● **REQUIRED TASK**
Skip the pictures. Repeat everything else in the records word for word.

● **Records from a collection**
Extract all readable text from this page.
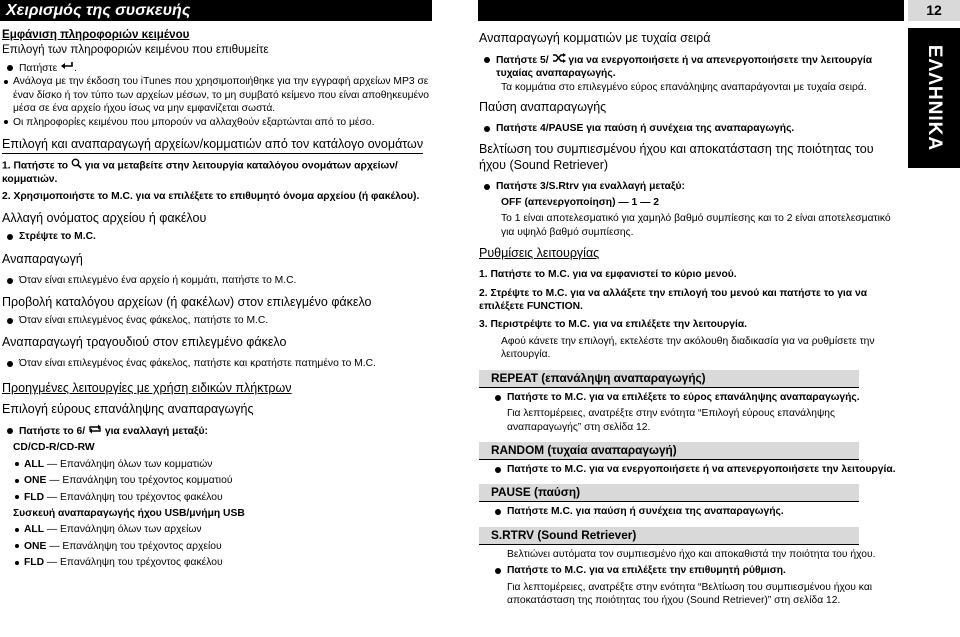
Χειρισμός της συσκευής	12
ΕΛΛΗΝΙΚΑ
Εμφάνιση πληροφοριών κειμένου
Επιλογή των πληροφοριών κειμένου που επιθυμείτε
Πατήστε .
Ανάλογα με την έκδοση του iTunes που χρησιμοποιήθηκε για την εγγραφή αρχείων MP3 σε έναν δίσκο ή τον τύπο των αρχείων μέσων, το μη συμβατό κείμενο που είναι αποθηκευμένο μέσα σε ένα αρχείο ήχου ίσως να μην εμφανίζεται σωστά.
Οι πληροφορίες κειμένου που μπορούν να αλλαχθούν εξαρτώνται από το μέσο.
Επιλογή και αναπαραγωγή αρχείων/κομματιών από τον κατάλογο ονομάτων
1. Πατήστε το για να μεταβείτε στην λειτουργία καταλόγου ονομάτων αρχείων/κομματιών.
2. Χρησιμοποιήστε το M.C. για να επιλέξετε το επιθυμητό όνομα αρχείου (ή φακέλου).
Αλλαγή ονόματος αρχείου ή φακέλου
Στρέψτε το M.C.
Αναπαραγωγή
Όταν είναι επιλεγμένο ένα αρχείο ή κομμάτι, πατήστε το M.C.
Προβολή καταλόγου αρχείων (ή φακέλων) στον επιλεγμένο φάκελο
Όταν είναι επιλεγμένος ένας φάκελος, πατήστε το M.C.
Αναπαραγωγή τραγουδιού στον επιλεγμένο φάκελο
Όταν είναι επιλεγμένος ένας φάκελος, πατήστε και κρατήστε πατημένο το M.C.
Προηγμένες λειτουργίες με χρήση ειδικών πλήκτρων
Επιλογή εύρους επανάληψης αναπαραγωγής
Πατήστε το 6/ για εναλλαγή μεταξύ:
CD/CD-R/CD-RW
ALL — Επανάληψη όλων των κομματιών
ONE — Επανάληψη του τρέχοντος κομματιού
FLD — Επανάληψη του τρέχοντος φακέλου
Συσκευή αναπαραγωγής ήχου USB/μνήμη USB
ALL — Επανάληψη όλων των αρχείων
ONE — Επανάληψη του τρέχοντος αρχείου
FLD — Επανάληψη του τρέχοντος φακέλου
Αναπαραγωγή κομματιών με τυχαία σειρά
Πατήστε 5/ για να ενεργοποιήσετε ή να απενεργοποιήσετε την λειτουργία τυχαίας αναπαραγωγής.
Τα κομμάτια στο επιλεγμένο εύρος επανάληψης αναπαράγονται με τυχαία σειρά.
Παύση αναπαραγωγής
Πατήστε 4/PAUSE για παύση ή συνέχεια της αναπαραγωγής.
Βελτίωση του συμπιεσμένου ήχου και αποκατάσταση της ποιότητας του ήχου (Sound Retriever)
Πατήστε 3/S.Rtrv για εναλλαγή μεταξύ:
OFF (απενεργοποίηση) — 1 — 2
Το 1 είναι αποτελεσματικό για χαμηλό βαθμό συμπίεσης και το 2 είναι αποτελεσματικό για υψηλό βαθμό συμπίεσης.
Ρυθμίσεις λειτουργίας
1. Πατήστε το M.C. για να εμφανιστεί το κύριο μενού.
2. Στρέψτε το M.C. για να αλλάξετε την επιλογή του μενού και πατήστε το για να επιλέξετε FUNCTION.
3. Περιστρέψτε το M.C. για να επιλέξετε την λειτουργία.
Αφού κάνετε την επιλογή, εκτελέστε την ακόλουθη διαδικασία για να ρυθμίσετε την λειτουργία.
REPEAT (επανάληψη αναπαραγωγής)
Πατήστε το M.C. για να επιλέξετε το εύρος επανάληψης αναπαραγωγής.
Για λεπτομέρειες, ανατρέξτε στην ενότητα “Επιλογή εύρους επανάληψης αναπαραγωγής” στη σελίδα 12.
RANDOM (τυχαία αναπαραγωγή)
Πατήστε το M.C. για να ενεργοποιήσετε ή να απενεργοποιήσετε την λειτουργία.
PAUSE (παύση)
Πατήστε M.C. για παύση ή συνέχεια της αναπαραγωγής.
S.RTRV (Sound Retriever)
Βελτιώνει αυτόματα τον συμπιεσμένο ήχο και αποκαθιστά την ποιότητα του ήχου.
Πατήστε το M.C. για να επιλέξετε την επιθυμητή ρύθμιση.
Για λεπτομέρειες, ανατρέξτε στην ενότητα “Βελτίωση του συμπιεσμένου ήχου και αποκατάσταση της ποιότητας του ήχου (Sound Retriever)” στη σελίδα 12.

● **THE RESPONSE**
Extract all readable text from this page.
Χειρισμός της συσκευής	12
ΕΛΛΗΝΙΚΑ
Εμφάνιση πληροφοριών κειμένου
Επιλογή των πληροφοριών κειμένου που επιθυμείτε
Πατήστε .
Ανάλογα με την έκδοση του iTunes που χρησιμοποιήθηκε για την εγγραφή αρχείων MP3 σε έναν δίσκο ή τον τύπο των αρχείων μέσων, το μη συμβατό κείμενο που είναι αποθηκευμένο μέσα σε ένα αρχείο ήχου ίσως να μην εμφανίζεται σωστά.
Οι πληροφορίες κειμένου που μπορούν να αλλαχθούν εξαρτώνται από το μέσο.
Επιλογή και αναπαραγωγή αρχείων/κομματιών από τον κατάλογο ονομάτων
1. Πατήστε το για να μεταβείτε στην λειτουργία καταλόγου ονομάτων αρχείων/κομματιών.
2. Χρησιμοποιήστε το M.C. για να επιλέξετε το επιθυμητό όνομα αρχείου (ή φακέλου).
Αλλαγή ονόματος αρχείου ή φακέλου
Στρέψτε το M.C.
Αναπαραγωγή
Όταν είναι επιλεγμένο ένα αρχείο ή κομμάτι, πατήστε το M.C.
Προβολή καταλόγου αρχείων (ή φακέλων) στον επιλεγμένο φάκελο
Όταν είναι επιλεγμένος ένας φάκελος, πατήστε το M.C.
Αναπαραγωγή τραγουδιού στον επιλεγμένο φάκελο
Όταν είναι επιλεγμένος ένας φάκελος, πατήστε και κρατήστε πατημένο το M.C.
Προηγμένες λειτουργίες με χρήση ειδικών πλήκτρων
Επιλογή εύρους επανάληψης αναπαραγωγής
Πατήστε το 6/ για εναλλαγή μεταξύ:
CD/CD-R/CD-RW
ALL — Επανάληψη όλων των κομματιών
ONE — Επανάληψη του τρέχοντος κομματιού
FLD — Επανάληψη του τρέχοντος φακέλου
Συσκευή αναπαραγωγής ήχου USB/μνήμη USB
ALL — Επανάληψη όλων των αρχείων
ONE — Επανάληψη του τρέχοντος αρχείου
FLD — Επανάληψη του τρέχοντος φακέλου
Αναπαραγωγή κομματιών με τυχαία σειρά
Πατήστε 5/ για να ενεργοποιήσετε ή να απενεργοποιήσετε την λειτουργία τυχαίας αναπαραγωγής.
Τα κομμάτια στο επιλεγμένο εύρος επανάληψης αναπαράγονται με τυχαία σειρά.
Παύση αναπαραγωγής
Πατήστε 4/PAUSE για παύση ή συνέχεια της αναπαραγωγής.
Βελτίωση του συμπιεσμένου ήχου και αποκατάσταση της ποιότητας του ήχου (Sound Retriever)
Πατήστε 3/S.Rtrv για εναλλαγή μεταξύ:
OFF (απενεργοποίηση) — 1 — 2
Το 1 είναι αποτελεσματικό για χαμηλό βαθμό συμπίεσης και το 2 είναι αποτελεσματικό για υψηλό βαθμό συμπίεσης.
Ρυθμίσεις λειτουργίας
1. Πατήστε το M.C. για να εμφανιστεί το κύριο μενού.
2. Στρέψτε το M.C. για να αλλάξετε την επιλογή του μενού και πατήστε το για να επιλέξετε FUNCTION.
3. Περιστρέψτε το M.C. για να επιλέξετε την λειτουργία.
Αφού κάνετε την επιλογή, εκτελέστε την ακόλουθη διαδικασία για να ρυθμίσετε την λειτουργία.
REPEAT (επανάληψη αναπαραγωγής)
Πατήστε το M.C. για να επιλέξετε το εύρος επανάληψης αναπαραγωγής.
Για λεπτομέρειες, ανατρέξτε στην ενότητα “Επιλογή εύρους επανάληψης αναπαραγωγής” στη σελίδα 12.
RANDOM (τυχαία αναπαραγωγή)
Πατήστε το M.C. για να ενεργοποιήσετε ή να απενεργοποιήσετε την λειτουργία.
PAUSE (παύση)
Πατήστε M.C. για παύση ή συνέχεια της αναπαραγωγής.
S.RTRV (Sound Retriever)
Βελτιώνει αυτόματα τον συμπιεσμένο ήχο και αποκαθιστά την ποιότητα του ήχου.
Πατήστε το M.C. για να επιλέξετε την επιθυμητή ρύθμιση.
Για λεπτομέρειες, ανατρέξτε στην ενότητα “Βελτίωση του συμπιεσμένου ήχου και αποκατάσταση της ποιότητας του ήχου (Sound Retriever)” στη σελίδα 12.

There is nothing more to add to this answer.